• Problem to solve
All of the material should be reproduced exactly, with pictures left out.

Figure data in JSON
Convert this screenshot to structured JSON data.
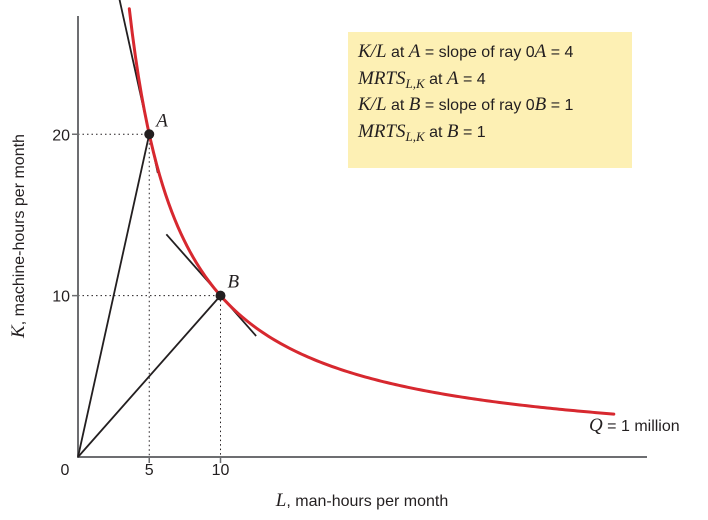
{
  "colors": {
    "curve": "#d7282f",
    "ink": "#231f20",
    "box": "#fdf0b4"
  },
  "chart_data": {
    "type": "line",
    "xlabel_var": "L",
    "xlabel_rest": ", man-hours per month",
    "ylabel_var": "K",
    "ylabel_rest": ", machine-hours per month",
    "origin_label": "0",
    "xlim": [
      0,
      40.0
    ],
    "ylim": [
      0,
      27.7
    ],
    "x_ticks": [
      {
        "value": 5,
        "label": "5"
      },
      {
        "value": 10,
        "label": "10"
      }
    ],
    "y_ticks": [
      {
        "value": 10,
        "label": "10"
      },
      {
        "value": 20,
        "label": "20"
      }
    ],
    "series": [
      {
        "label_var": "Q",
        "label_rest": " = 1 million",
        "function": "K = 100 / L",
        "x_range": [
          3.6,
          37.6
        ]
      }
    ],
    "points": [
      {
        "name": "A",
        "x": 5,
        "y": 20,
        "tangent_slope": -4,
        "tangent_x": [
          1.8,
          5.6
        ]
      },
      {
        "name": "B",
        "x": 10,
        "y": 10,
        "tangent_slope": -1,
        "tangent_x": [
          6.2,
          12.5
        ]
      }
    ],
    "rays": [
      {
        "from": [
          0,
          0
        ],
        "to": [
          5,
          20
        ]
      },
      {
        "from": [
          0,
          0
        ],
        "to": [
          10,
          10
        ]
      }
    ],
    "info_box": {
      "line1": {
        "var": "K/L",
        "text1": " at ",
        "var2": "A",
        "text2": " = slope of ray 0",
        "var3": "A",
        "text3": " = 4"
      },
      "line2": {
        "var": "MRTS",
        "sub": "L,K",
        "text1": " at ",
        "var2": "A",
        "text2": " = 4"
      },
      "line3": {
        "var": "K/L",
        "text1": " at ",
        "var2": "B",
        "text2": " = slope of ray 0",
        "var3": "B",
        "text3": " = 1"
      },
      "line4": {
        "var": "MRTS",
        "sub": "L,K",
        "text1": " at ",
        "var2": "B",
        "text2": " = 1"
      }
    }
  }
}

• Output for this exercise
Convert this screenshot to structured JSON data.
{
  "colors": {
    "curve": "#d7282f",
    "ink": "#231f20",
    "box": "#fdf0b4"
  },
  "chart_data": {
    "type": "line",
    "xlabel_var": "L",
    "xlabel_rest": ", man-hours per month",
    "ylabel_var": "K",
    "ylabel_rest": ", machine-hours per month",
    "origin_label": "0",
    "xlim": [
      0,
      40.0
    ],
    "ylim": [
      0,
      27.7
    ],
    "x_ticks": [
      {
        "value": 5,
        "label": "5"
      },
      {
        "value": 10,
        "label": "10"
      }
    ],
    "y_ticks": [
      {
        "value": 10,
        "label": "10"
      },
      {
        "value": 20,
        "label": "20"
      }
    ],
    "series": [
      {
        "label_var": "Q",
        "label_rest": " = 1 million",
        "function": "K = 100 / L",
        "x_range": [
          3.6,
          37.6
        ]
      }
    ],
    "points": [
      {
        "name": "A",
        "x": 5,
        "y": 20,
        "tangent_slope": -4,
        "tangent_x": [
          1.8,
          5.6
        ]
      },
      {
        "name": "B",
        "x": 10,
        "y": 10,
        "tangent_slope": -1,
        "tangent_x": [
          6.2,
          12.5
        ]
      }
    ],
    "rays": [
      {
        "from": [
          0,
          0
        ],
        "to": [
          5,
          20
        ]
      },
      {
        "from": [
          0,
          0
        ],
        "to": [
          10,
          10
        ]
      }
    ],
    "info_box": {
      "line1": {
        "var": "K/L",
        "text1": " at ",
        "var2": "A",
        "text2": " = slope of ray 0",
        "var3": "A",
        "text3": " = 4"
      },
      "line2": {
        "var": "MRTS",
        "sub": "L,K",
        "text1": " at ",
        "var2": "A",
        "text2": " = 4"
      },
      "line3": {
        "var": "K/L",
        "text1": " at ",
        "var2": "B",
        "text2": " = slope of ray 0",
        "var3": "B",
        "text3": " = 1"
      },
      "line4": {
        "var": "MRTS",
        "sub": "L,K",
        "text1": " at ",
        "var2": "B",
        "text2": " = 1"
      }
    }
  }
}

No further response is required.